Element and coordinate listing:
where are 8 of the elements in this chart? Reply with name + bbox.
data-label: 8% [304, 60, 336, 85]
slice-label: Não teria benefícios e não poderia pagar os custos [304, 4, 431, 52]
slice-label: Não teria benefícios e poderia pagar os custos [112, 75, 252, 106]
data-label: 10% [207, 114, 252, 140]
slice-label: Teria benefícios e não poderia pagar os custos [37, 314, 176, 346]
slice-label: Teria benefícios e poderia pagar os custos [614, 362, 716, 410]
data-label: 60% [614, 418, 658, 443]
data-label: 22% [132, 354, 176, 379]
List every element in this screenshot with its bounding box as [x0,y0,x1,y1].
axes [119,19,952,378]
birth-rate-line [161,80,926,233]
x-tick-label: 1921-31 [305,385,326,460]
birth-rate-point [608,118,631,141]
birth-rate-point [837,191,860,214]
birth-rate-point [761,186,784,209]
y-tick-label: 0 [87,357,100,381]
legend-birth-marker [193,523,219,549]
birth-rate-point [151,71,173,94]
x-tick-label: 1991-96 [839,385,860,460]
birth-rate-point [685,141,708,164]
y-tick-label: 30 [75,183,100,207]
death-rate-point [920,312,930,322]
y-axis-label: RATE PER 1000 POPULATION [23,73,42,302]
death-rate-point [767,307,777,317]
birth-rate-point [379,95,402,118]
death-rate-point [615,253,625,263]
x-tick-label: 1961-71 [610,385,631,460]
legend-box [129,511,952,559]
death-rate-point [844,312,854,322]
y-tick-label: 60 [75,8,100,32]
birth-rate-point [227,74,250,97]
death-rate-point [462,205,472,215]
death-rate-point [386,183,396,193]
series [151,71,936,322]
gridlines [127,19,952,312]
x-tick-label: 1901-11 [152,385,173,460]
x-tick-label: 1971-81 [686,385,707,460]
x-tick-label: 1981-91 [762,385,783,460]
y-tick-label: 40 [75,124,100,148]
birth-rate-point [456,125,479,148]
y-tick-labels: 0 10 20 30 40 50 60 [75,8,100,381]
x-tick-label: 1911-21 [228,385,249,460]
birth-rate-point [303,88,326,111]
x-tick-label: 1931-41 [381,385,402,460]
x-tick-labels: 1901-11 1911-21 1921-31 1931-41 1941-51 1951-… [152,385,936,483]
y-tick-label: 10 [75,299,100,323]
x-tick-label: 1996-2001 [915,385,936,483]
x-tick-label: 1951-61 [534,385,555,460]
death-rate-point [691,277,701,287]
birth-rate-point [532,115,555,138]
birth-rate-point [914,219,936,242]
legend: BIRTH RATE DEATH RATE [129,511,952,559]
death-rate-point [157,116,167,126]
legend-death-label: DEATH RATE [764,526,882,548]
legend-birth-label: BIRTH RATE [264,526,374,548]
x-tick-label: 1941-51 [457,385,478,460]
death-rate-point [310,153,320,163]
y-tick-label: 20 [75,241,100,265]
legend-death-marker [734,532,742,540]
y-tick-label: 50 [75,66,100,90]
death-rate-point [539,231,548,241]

Task to complete →
Can you write out the listing above without any changes, starting at its first line and ending at the line containing "data-label: 10% [207, 114, 252, 140]", with both of those lines included and nothing after them?

Expected answer →
where are 8 of the elements in this chart? Reply with name + bbox.
data-label: 8% [304, 60, 336, 85]
slice-label: Não teria benefícios e não poderia pagar os custos [304, 4, 431, 52]
slice-label: Não teria benefícios e poderia pagar os custos [112, 75, 252, 106]
data-label: 10% [207, 114, 252, 140]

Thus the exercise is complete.